* TO DO
Transcribe every entry below word for word, but skip the pictures.

Stored items:
* BEGIN *
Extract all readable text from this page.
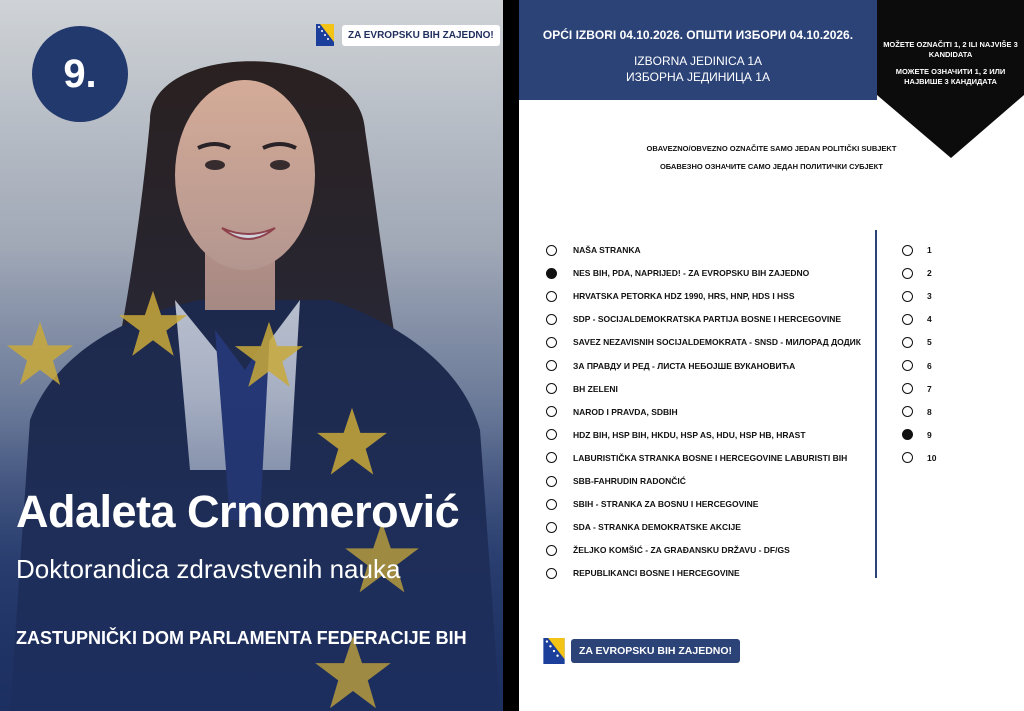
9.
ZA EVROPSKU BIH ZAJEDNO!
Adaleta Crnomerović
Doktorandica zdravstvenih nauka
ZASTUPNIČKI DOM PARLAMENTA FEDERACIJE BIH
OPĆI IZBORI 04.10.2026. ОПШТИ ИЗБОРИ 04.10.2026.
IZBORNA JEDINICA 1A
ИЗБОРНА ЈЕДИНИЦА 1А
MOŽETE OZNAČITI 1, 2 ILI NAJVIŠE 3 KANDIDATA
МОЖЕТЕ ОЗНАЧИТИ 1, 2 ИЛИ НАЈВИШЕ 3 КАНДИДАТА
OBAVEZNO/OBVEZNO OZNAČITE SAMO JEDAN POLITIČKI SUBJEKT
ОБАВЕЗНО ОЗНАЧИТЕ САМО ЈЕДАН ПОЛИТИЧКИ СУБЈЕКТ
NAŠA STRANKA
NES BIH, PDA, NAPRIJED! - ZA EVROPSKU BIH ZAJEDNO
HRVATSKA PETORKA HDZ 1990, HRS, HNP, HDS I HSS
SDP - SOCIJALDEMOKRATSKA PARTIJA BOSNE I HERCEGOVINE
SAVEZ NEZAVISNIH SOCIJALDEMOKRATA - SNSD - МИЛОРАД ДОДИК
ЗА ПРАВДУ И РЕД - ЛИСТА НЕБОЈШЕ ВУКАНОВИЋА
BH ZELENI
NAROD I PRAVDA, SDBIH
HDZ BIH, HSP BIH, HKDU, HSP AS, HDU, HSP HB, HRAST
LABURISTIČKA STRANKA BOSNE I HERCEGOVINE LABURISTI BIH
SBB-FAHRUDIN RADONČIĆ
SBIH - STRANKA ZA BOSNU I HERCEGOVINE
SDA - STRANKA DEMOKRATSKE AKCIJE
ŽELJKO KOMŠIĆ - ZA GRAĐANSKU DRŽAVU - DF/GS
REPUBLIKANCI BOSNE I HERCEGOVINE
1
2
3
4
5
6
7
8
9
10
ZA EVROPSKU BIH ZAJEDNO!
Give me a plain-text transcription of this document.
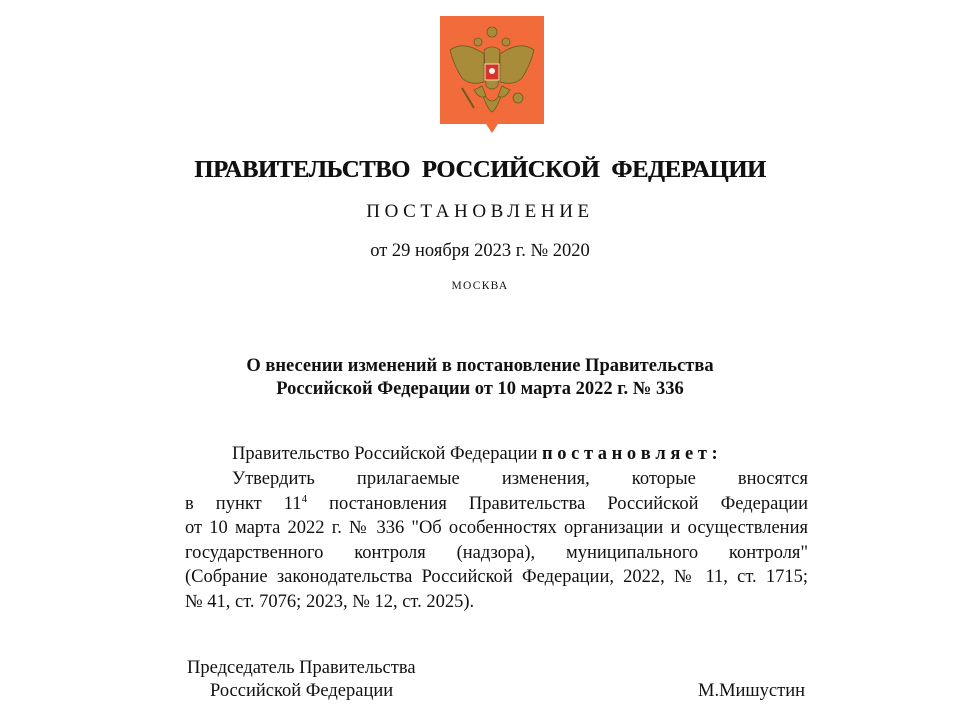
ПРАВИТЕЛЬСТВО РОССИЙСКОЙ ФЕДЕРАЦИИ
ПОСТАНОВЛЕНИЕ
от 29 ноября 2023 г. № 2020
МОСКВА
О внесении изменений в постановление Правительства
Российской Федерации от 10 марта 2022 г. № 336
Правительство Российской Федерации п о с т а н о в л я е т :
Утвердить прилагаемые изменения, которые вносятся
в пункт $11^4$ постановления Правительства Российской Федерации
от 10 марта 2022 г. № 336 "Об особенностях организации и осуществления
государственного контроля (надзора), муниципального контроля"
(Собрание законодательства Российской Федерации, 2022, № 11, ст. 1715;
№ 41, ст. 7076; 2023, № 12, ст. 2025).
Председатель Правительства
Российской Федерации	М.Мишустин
* END *
* WRITTEN REPLY
Extract all readable text from this page.
9.
ZA EVROPSKU BIH ZAJEDNO!
Adaleta Crnomerović
Doktorandica zdravstvenih nauka
ZASTUPNIČKI DOM PARLAMENTA FEDERACIJE BIH
OPĆI IZBORI 04.10.2026. ОПШТИ ИЗБОРИ 04.10.2026.
IZBORNA JEDINICA 1A
ИЗБОРНА ЈЕДИНИЦА 1А
MOŽETE OZNAČITI 1, 2 ILI NAJVIŠE 3 KANDIDATA
МОЖЕТЕ ОЗНАЧИТИ 1, 2 ИЛИ НАЈВИШЕ 3 КАНДИДАТА
OBAVEZNO/OBVEZNO OZNAČITE SAMO JEDAN POLITIČKI SUBJEKT
ОБАВЕЗНО ОЗНАЧИТЕ САМО ЈЕДАН ПОЛИТИЧКИ СУБЈЕКТ
NAŠA STRANKA
NES BIH, PDA, NAPRIJED! - ZA EVROPSKU BIH ZAJEDNO
HRVATSKA PETORKA HDZ 1990, HRS, HNP, HDS I HSS
SDP - SOCIJALDEMOKRATSKA PARTIJA BOSNE I HERCEGOVINE
SAVEZ NEZAVISNIH SOCIJALDEMOKRATA - SNSD - МИЛОРАД ДОДИК
ЗА ПРАВДУ И РЕД - ЛИСТА НЕБОЈШЕ ВУКАНОВИЋА
BH ZELENI
NAROD I PRAVDA, SDBIH
HDZ BIH, HSP BIH, HKDU, HSP AS, HDU, HSP HB, HRAST
LABURISTIČKA STRANKA BOSNE I HERCEGOVINE LABURISTI BIH
SBB-FAHRUDIN RADONČIĆ
SBIH - STRANKA ZA BOSNU I HERCEGOVINE
SDA - STRANKA DEMOKRATSKE AKCIJE
ŽELJKO KOMŠIĆ - ZA GRAĐANSKU DRŽAVU - DF/GS
REPUBLIKANCI BOSNE I HERCEGOVINE
1
2
3
4
5
6
7
8
9
10
ZA EVROPSKU BIH ZAJEDNO!
Give me a plain-text transcription of this document.
ПРАВИТЕЛЬСТВО РОССИЙСКОЙ ФЕДЕРАЦИИ
ПОСТАНОВЛЕНИЕ
от 29 ноября 2023 г. № 2020
МОСКВА
О внесении изменений в постановление Правительства
Российской Федерации от 10 марта 2022 г. № 336
Правительство Российской Федерации п о с т а н о в л я е т :
Утвердить прилагаемые изменения, которые вносятся
в пункт $11^4$ постановления Правительства Российской Федерации
от 10 марта 2022 г. № 336 "Об особенностях организации и осуществления
государственного контроля (надзора), муниципального контроля"
(Собрание законодательства Российской Федерации, 2022, № 11, ст. 1715;
№ 41, ст. 7076; 2023, № 12, ст. 2025).
Председатель Правительства
Российской Федерации	М.Мишустин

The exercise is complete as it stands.